### RECORDS TO USE ###
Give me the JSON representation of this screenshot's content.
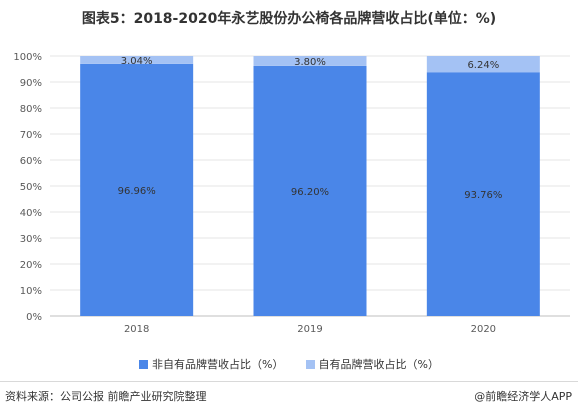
{
  "chart_data": {
    "type": "bar",
    "stacked": true,
    "title": "图表5：2018-2020年永艺股份办公椅各品牌营收占比(单位：%)",
    "categories": [
      "2018",
      "2019",
      "2020"
    ],
    "series": [
      {
        "name": "非自有品牌营收占比（%）",
        "values": [
          96.96,
          96.2,
          93.76
        ],
        "labels": [
          "96.96%",
          "96.20%",
          "93.76%"
        ],
        "color": "#4a86e8"
      },
      {
        "name": "自有品牌营收占比（%）",
        "values": [
          3.04,
          3.8,
          6.24
        ],
        "labels": [
          "3.04%",
          "3.80%",
          "6.24%"
        ],
        "color": "#a4c2f4"
      }
    ],
    "ylim": [
      0,
      100
    ],
    "yticks": [
      "0%",
      "10%",
      "20%",
      "30%",
      "40%",
      "50%",
      "60%",
      "70%",
      "80%",
      "90%",
      "100%"
    ],
    "grid": true,
    "legend_position": "bottom"
  },
  "footer": {
    "source": "资料来源：公司公报 前瞻产业研究院整理",
    "credit": "@前瞻经济学人APP"
  }
}
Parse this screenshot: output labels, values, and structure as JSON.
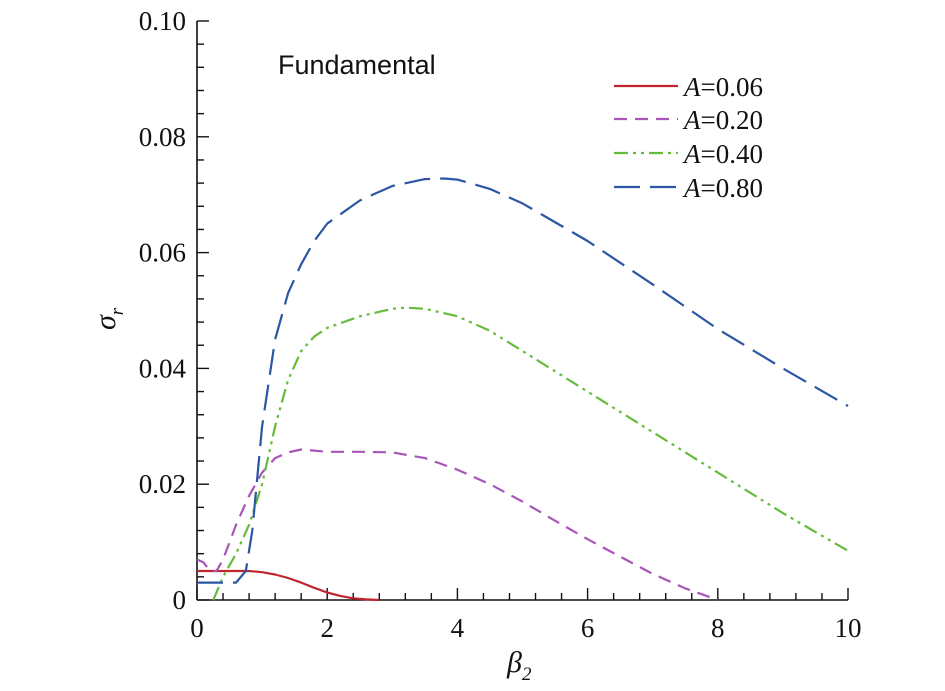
{
  "chart_data": {
    "type": "line",
    "annotation": "Fundamental",
    "xlabel": {
      "main": "β",
      "sub": "2"
    },
    "ylabel": {
      "main": "σ",
      "sub": "r"
    },
    "xlim": [
      0,
      10
    ],
    "ylim": [
      0,
      0.1
    ],
    "x_ticks": [
      0,
      2,
      4,
      6,
      8,
      10
    ],
    "x_tick_labels": [
      "0",
      "2",
      "4",
      "6",
      "8",
      "10"
    ],
    "y_ticks": [
      0,
      0.02,
      0.04,
      0.06,
      0.08,
      0.1
    ],
    "y_tick_labels": [
      "0",
      "0.02",
      "0.04",
      "0.06",
      "0.08",
      "0.10"
    ],
    "grid": false,
    "legend_position": "top-right",
    "series": [
      {
        "var": "A",
        "value": "=0.06",
        "name": "A=0.06",
        "color": "#c0262d",
        "dash": "solid",
        "x": [
          0,
          0.3,
          0.6,
          0.8,
          1.0,
          1.2,
          1.4,
          1.6,
          1.8,
          2.0,
          2.2,
          2.4,
          2.6,
          2.8
        ],
        "y": [
          0.005,
          0.005,
          0.005,
          0.005,
          0.0048,
          0.0044,
          0.0038,
          0.003,
          0.0021,
          0.0013,
          0.0007,
          0.0003,
          0.0001,
          0.0
        ]
      },
      {
        "var": "A",
        "value": "=0.20",
        "name": "A=0.20",
        "color": "#a855b8",
        "dash": "dashed",
        "x": [
          0,
          0.1,
          0.2,
          0.3,
          0.4,
          0.5,
          0.6,
          0.8,
          1.0,
          1.2,
          1.4,
          1.6,
          1.8,
          2.0,
          2.5,
          3.0,
          3.5,
          4.0,
          4.5,
          5.0,
          5.5,
          6.0,
          6.5,
          7.0,
          7.5,
          8.0
        ],
        "y": [
          0.007,
          0.0065,
          0.005,
          0.005,
          0.007,
          0.01,
          0.013,
          0.018,
          0.022,
          0.0245,
          0.0255,
          0.026,
          0.0258,
          0.0256,
          0.0256,
          0.0255,
          0.0245,
          0.0225,
          0.02,
          0.017,
          0.0137,
          0.0105,
          0.0075,
          0.0045,
          0.002,
          0.0
        ]
      },
      {
        "var": "A",
        "value": "=0.40",
        "name": "A=0.40",
        "color": "#66bb3e",
        "dash": "dashdotdot",
        "x": [
          0.25,
          0.4,
          0.6,
          0.8,
          1.0,
          1.2,
          1.4,
          1.6,
          1.8,
          2.0,
          2.5,
          3.0,
          3.2,
          3.5,
          4.0,
          4.5,
          5.0,
          6.0,
          7.0,
          8.0,
          9.0,
          10.0
        ],
        "y": [
          0.0,
          0.004,
          0.008,
          0.013,
          0.02,
          0.03,
          0.038,
          0.043,
          0.0455,
          0.047,
          0.049,
          0.0503,
          0.0505,
          0.0503,
          0.049,
          0.0465,
          0.043,
          0.036,
          0.029,
          0.022,
          0.015,
          0.0085
        ]
      },
      {
        "var": "A",
        "value": "=0.80",
        "name": "A=0.80",
        "color": "#2b56a3",
        "dash": "longdash",
        "x": [
          0,
          0.6,
          0.75,
          0.85,
          1.0,
          1.2,
          1.4,
          1.6,
          1.8,
          2.0,
          2.5,
          3.0,
          3.5,
          3.8,
          4.0,
          4.5,
          5.0,
          6.0,
          7.0,
          8.0,
          9.0,
          10.0
        ],
        "y": [
          0.003,
          0.003,
          0.005,
          0.012,
          0.03,
          0.045,
          0.053,
          0.058,
          0.062,
          0.065,
          0.069,
          0.0715,
          0.0727,
          0.0728,
          0.0726,
          0.071,
          0.0685,
          0.062,
          0.0545,
          0.0468,
          0.04,
          0.0335
        ]
      }
    ]
  }
}
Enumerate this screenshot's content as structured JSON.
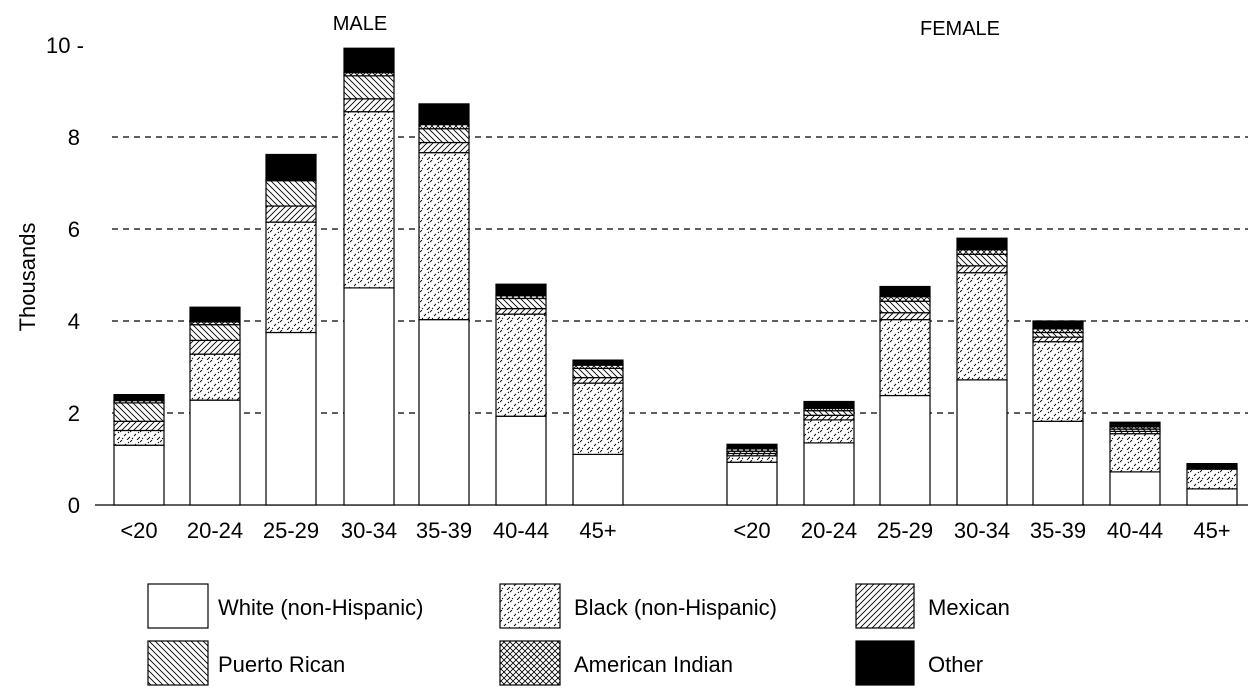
###
Reproduce all of the material exactly, apart from the pictures.

Give me the JSON representation of this screenshot's content.
{
  "chart_data": {
    "type": "bar",
    "stacked": true,
    "title": "图表5：2018-2020年永艺股份办公椅各品牌营收占比(单位：%)",
    "categories": [
      "2018",
      "2019",
      "2020"
    ],
    "series": [
      {
        "name": "非自有品牌营收占比（%）",
        "values": [
          96.96,
          96.2,
          93.76
        ],
        "labels": [
          "96.96%",
          "96.20%",
          "93.76%"
        ],
        "color": "#4a86e8"
      },
      {
        "name": "自有品牌营收占比（%）",
        "values": [
          3.04,
          3.8,
          6.24
        ],
        "labels": [
          "3.04%",
          "3.80%",
          "6.24%"
        ],
        "color": "#a4c2f4"
      }
    ],
    "ylim": [
      0,
      100
    ],
    "yticks": [
      "0%",
      "10%",
      "20%",
      "30%",
      "40%",
      "50%",
      "60%",
      "70%",
      "80%",
      "90%",
      "100%"
    ],
    "grid": true,
    "legend_position": "bottom"
  },
  "footer": {
    "source": "资料来源：公司公报 前瞻产业研究院整理",
    "credit": "@前瞻经济学人APP"
  }
}
Parse this screenshot: output labels, values, and structure as JSON.
{
  "chart_data": {
    "type": "line",
    "annotation": "Fundamental",
    "xlabel": {
      "main": "β",
      "sub": "2"
    },
    "ylabel": {
      "main": "σ",
      "sub": "r"
    },
    "xlim": [
      0,
      10
    ],
    "ylim": [
      0,
      0.1
    ],
    "x_ticks": [
      0,
      2,
      4,
      6,
      8,
      10
    ],
    "x_tick_labels": [
      "0",
      "2",
      "4",
      "6",
      "8",
      "10"
    ],
    "y_ticks": [
      0,
      0.02,
      0.04,
      0.06,
      0.08,
      0.1
    ],
    "y_tick_labels": [
      "0",
      "0.02",
      "0.04",
      "0.06",
      "0.08",
      "0.10"
    ],
    "grid": false,
    "legend_position": "top-right",
    "series": [
      {
        "var": "A",
        "value": "=0.06",
        "name": "A=0.06",
        "color": "#c0262d",
        "dash": "solid",
        "x": [
          0,
          0.3,
          0.6,
          0.8,
          1.0,
          1.2,
          1.4,
          1.6,
          1.8,
          2.0,
          2.2,
          2.4,
          2.6,
          2.8
        ],
        "y": [
          0.005,
          0.005,
          0.005,
          0.005,
          0.0048,
          0.0044,
          0.0038,
          0.003,
          0.0021,
          0.0013,
          0.0007,
          0.0003,
          0.0001,
          0.0
        ]
      },
      {
        "var": "A",
        "value": "=0.20",
        "name": "A=0.20",
        "color": "#a855b8",
        "dash": "dashed",
        "x": [
          0,
          0.1,
          0.2,
          0.3,
          0.4,
          0.5,
          0.6,
          0.8,
          1.0,
          1.2,
          1.4,
          1.6,
          1.8,
          2.0,
          2.5,
          3.0,
          3.5,
          4.0,
          4.5,
          5.0,
          5.5,
          6.0,
          6.5,
          7.0,
          7.5,
          8.0
        ],
        "y": [
          0.007,
          0.0065,
          0.005,
          0.005,
          0.007,
          0.01,
          0.013,
          0.018,
          0.022,
          0.0245,
          0.0255,
          0.026,
          0.0258,
          0.0256,
          0.0256,
          0.0255,
          0.0245,
          0.0225,
          0.02,
          0.017,
          0.0137,
          0.0105,
          0.0075,
          0.0045,
          0.002,
          0.0
        ]
      },
      {
        "var": "A",
        "value": "=0.40",
        "name": "A=0.40",
        "color": "#66bb3e",
        "dash": "dashdotdot",
        "x": [
          0.25,
          0.4,
          0.6,
          0.8,
          1.0,
          1.2,
          1.4,
          1.6,
          1.8,
          2.0,
          2.5,
          3.0,
          3.2,
          3.5,
          4.0,
          4.5,
          5.0,
          6.0,
          7.0,
          8.0,
          9.0,
          10.0
        ],
        "y": [
          0.0,
          0.004,
          0.008,
          0.013,
          0.02,
          0.03,
          0.038,
          0.043,
          0.0455,
          0.047,
          0.049,
          0.0503,
          0.0505,
          0.0503,
          0.049,
          0.0465,
          0.043,
          0.036,
          0.029,
          0.022,
          0.015,
          0.0085
        ]
      },
      {
        "var": "A",
        "value": "=0.80",
        "name": "A=0.80",
        "color": "#2b56a3",
        "dash": "longdash",
        "x": [
          0,
          0.6,
          0.75,
          0.85,
          1.0,
          1.2,
          1.4,
          1.6,
          1.8,
          2.0,
          2.5,
          3.0,
          3.5,
          3.8,
          4.0,
          4.5,
          5.0,
          6.0,
          7.0,
          8.0,
          9.0,
          10.0
        ],
        "y": [
          0.003,
          0.003,
          0.005,
          0.012,
          0.03,
          0.045,
          0.053,
          0.058,
          0.062,
          0.065,
          0.069,
          0.0715,
          0.0727,
          0.0728,
          0.0726,
          0.071,
          0.0685,
          0.062,
          0.0545,
          0.0468,
          0.04,
          0.0335
        ]
      }
    ]
  }
}
Enumerate this screenshot's content as structured JSON.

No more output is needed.